» DO THIS: Leave out the pictures and copy each record below exactly.

» GIVEN RECORDS:
** Begin **
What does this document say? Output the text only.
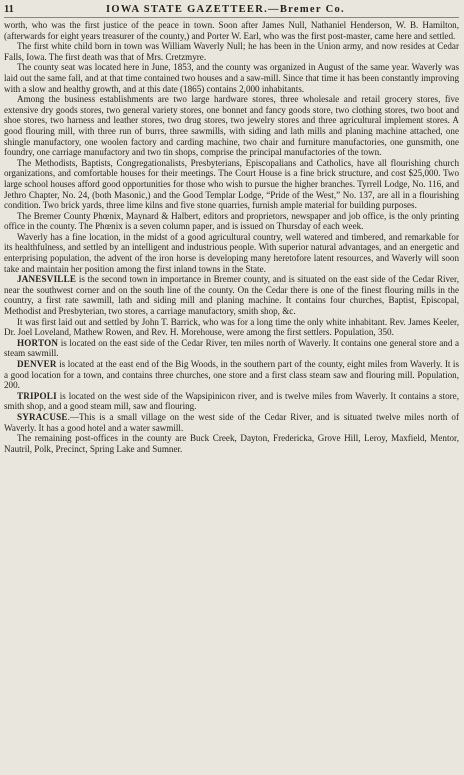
11	IOWA STATE GAZETTEER.—Bremer Co.

worth, who was the first justice of the peace in town. Soon after James Null, Nathaniel Henderson, W. B. Hamilton, (afterwards for eight years treasurer of the county,) and Porter W. Earl, who was the first post-master, came here and settled.

The first white child born in town was William Waverly Null; he has been in the Union army, and now resides at Cedar Falls, Iowa. The first death was that of Mrs. Cretzmyre.

The county seat was located here in June, 1853, and the county was organized in August of the same year. Waverly was laid out the same fall, and at that time contained two houses and a saw-mill. Since that time it has been constantly improving with a slow and healthy growth, and at this date (1865) contains 2,000 inhabitants.

Among the business establishments are two large hardware stores, three wholesale and retail grocery stores, five extensive dry goods stores, two general variety stores, one bonnet and fancy goods store, two clothing stores, two boot and shoe stores, two harness and leather stores, two drug stores, two jewelry stores and three agricultural implement stores. A good flouring mill, with three run of burrs, three sawmills, with siding and lath mills and planing machine attached, one shingle manufactory, one woolen factory and carding machine, two chair and furniture manufactories, one gunsmith, one foundry, one carriage manufactory and two tin shops, comprise the principal manufactories of the town.

The Methodists, Baptists, Congregationalists, Presbyterians, Episcopalians and Catholics, have all flourishing church organizations, and comfortable houses for their meetings. The Court House is a fine brick structure, and cost $25,000. Two large school houses afford good opportunities for those who wish to pursue the higher branches. Tyrrell Lodge, No. 116, and Jethro Chapter, No. 24, (both Masonic,) and the Good Templar Lodge, “Pride of the West,” No. 137, are all in a flourishing condition. Two brick yards, three lime kilns and five stone quarries, furnish ample material for building purposes.

The Bremer County Phœnix, Maynard & Halbert, editors and proprietors, newspaper and job office, is the only printing office in the county. The Phœnix is a seven column paper, and is issued on Thursday of each week.

Waverly has a fine location, in the midst of a good agricultural country, well watered and timbered, and remarkable for its healthfulness, and settled by an intelligent and industrious people. With superior natural advantages, and an energetic and enterprising population, the advent of the iron horse is developing many heretofore latent resources, and Waverly will soon take and maintain her position among the first inland towns in the State.

JANESVILLE is the second town in importance in Bremer county, and is situated on the east side of the Cedar River, near the southwest corner and on the south line of the county. On the Cedar there is one of the finest flouring mills in the country, a first rate sawmill, lath and siding mill and planing machine. It contains four churches, Baptist, Episcopal, Methodist and Presbyterian, two stores, a carriage manufactory, smith shop, &c.

It was first laid out and settled by John T. Barrick, who was for a long time the only white inhabitant. Rev. James Keeler, Dr. Joel Loveland, Mathew Rowen, and Rev. H. Morehouse, were among the first settlers. Population, 350.

HORTON is located on the east side of the Cedar River, ten miles north of Waverly. It contains one general store and a steam sawmill.

DENVER is located at the east end of the Big Woods, in the southern part of the county, eight miles from Waverly. It is a good location for a town, and contains three churches, one store and a first class steam saw and flouring mill. Population, 200.

TRIPOLI is located on the west side of the Wapsipinicon river, and is twelve miles from Waverly. It contains a store, smith shop, and a good steam mill, saw and flouring.

SYRACUSE.—This is a small village on the west side of the Cedar River, and is situated twelve miles north of Waverly. It has a good hotel and a water sawmill.

The remaining post-offices in the county are Buck Creek, Dayton, Fredericka, Grove Hill, Leroy, Maxfield, Mentor, Nautril, Polk, Precinct, Spring Lake and Sumner.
** End **
» TASK RESULT:
What does this document say? Output the text only.
11	IOWA STATE GAZETTEER.—Bremer Co.

worth, who was the first justice of the peace in town. Soon after James Null, Nathaniel Henderson, W. B. Hamilton, (afterwards for eight years treasurer of the county,) and Porter W. Earl, who was the first post-master, came here and settled.

The first white child born in town was William Waverly Null; he has been in the Union army, and now resides at Cedar Falls, Iowa. The first death was that of Mrs. Cretzmyre.

The county seat was located here in June, 1853, and the county was organized in August of the same year. Waverly was laid out the same fall, and at that time contained two houses and a saw-mill. Since that time it has been constantly improving with a slow and healthy growth, and at this date (1865) contains 2,000 inhabitants.

Among the business establishments are two large hardware stores, three wholesale and retail grocery stores, five extensive dry goods stores, two general variety stores, one bonnet and fancy goods store, two clothing stores, two boot and shoe stores, two harness and leather stores, two drug stores, two jewelry stores and three agricultural implement stores. A good flouring mill, with three run of burrs, three sawmills, with siding and lath mills and planing machine attached, one shingle manufactory, one woolen factory and carding machine, two chair and furniture manufactories, one gunsmith, one foundry, one carriage manufactory and two tin shops, comprise the principal manufactories of the town.

The Methodists, Baptists, Congregationalists, Presbyterians, Episcopalians and Catholics, have all flourishing church organizations, and comfortable houses for their meetings. The Court House is a fine brick structure, and cost $25,000. Two large school houses afford good opportunities for those who wish to pursue the higher branches. Tyrrell Lodge, No. 116, and Jethro Chapter, No. 24, (both Masonic,) and the Good Templar Lodge, “Pride of the West,” No. 137, are all in a flourishing condition. Two brick yards, three lime kilns and five stone quarries, furnish ample material for building purposes.

The Bremer County Phœnix, Maynard & Halbert, editors and proprietors, newspaper and job office, is the only printing office in the county. The Phœnix is a seven column paper, and is issued on Thursday of each week.

Waverly has a fine location, in the midst of a good agricultural country, well watered and timbered, and remarkable for its healthfulness, and settled by an intelligent and industrious people. With superior natural advantages, and an energetic and enterprising population, the advent of the iron horse is developing many heretofore latent resources, and Waverly will soon take and maintain her position among the first inland towns in the State.

JANESVILLE is the second town in importance in Bremer county, and is situated on the east side of the Cedar River, near the southwest corner and on the south line of the county. On the Cedar there is one of the finest flouring mills in the country, a first rate sawmill, lath and siding mill and planing machine. It contains four churches, Baptist, Episcopal, Methodist and Presbyterian, two stores, a carriage manufactory, smith shop, &c.

It was first laid out and settled by John T. Barrick, who was for a long time the only white inhabitant. Rev. James Keeler, Dr. Joel Loveland, Mathew Rowen, and Rev. H. Morehouse, were among the first settlers. Population, 350.

HORTON is located on the east side of the Cedar River, ten miles north of Waverly. It contains one general store and a steam sawmill.

DENVER is located at the east end of the Big Woods, in the southern part of the county, eight miles from Waverly. It is a good location for a town, and contains three churches, one store and a first class steam saw and flouring mill. Population, 200.

TRIPOLI is located on the west side of the Wapsipinicon river, and is twelve miles from Waverly. It contains a store, smith shop, and a good steam mill, saw and flouring.

SYRACUSE.—This is a small village on the west side of the Cedar River, and is situated twelve miles north of Waverly. It has a good hotel and a water sawmill.

The remaining post-offices in the county are Buck Creek, Dayton, Fredericka, Grove Hill, Leroy, Maxfield, Mentor, Nautril, Polk, Precinct, Spring Lake and Sumner.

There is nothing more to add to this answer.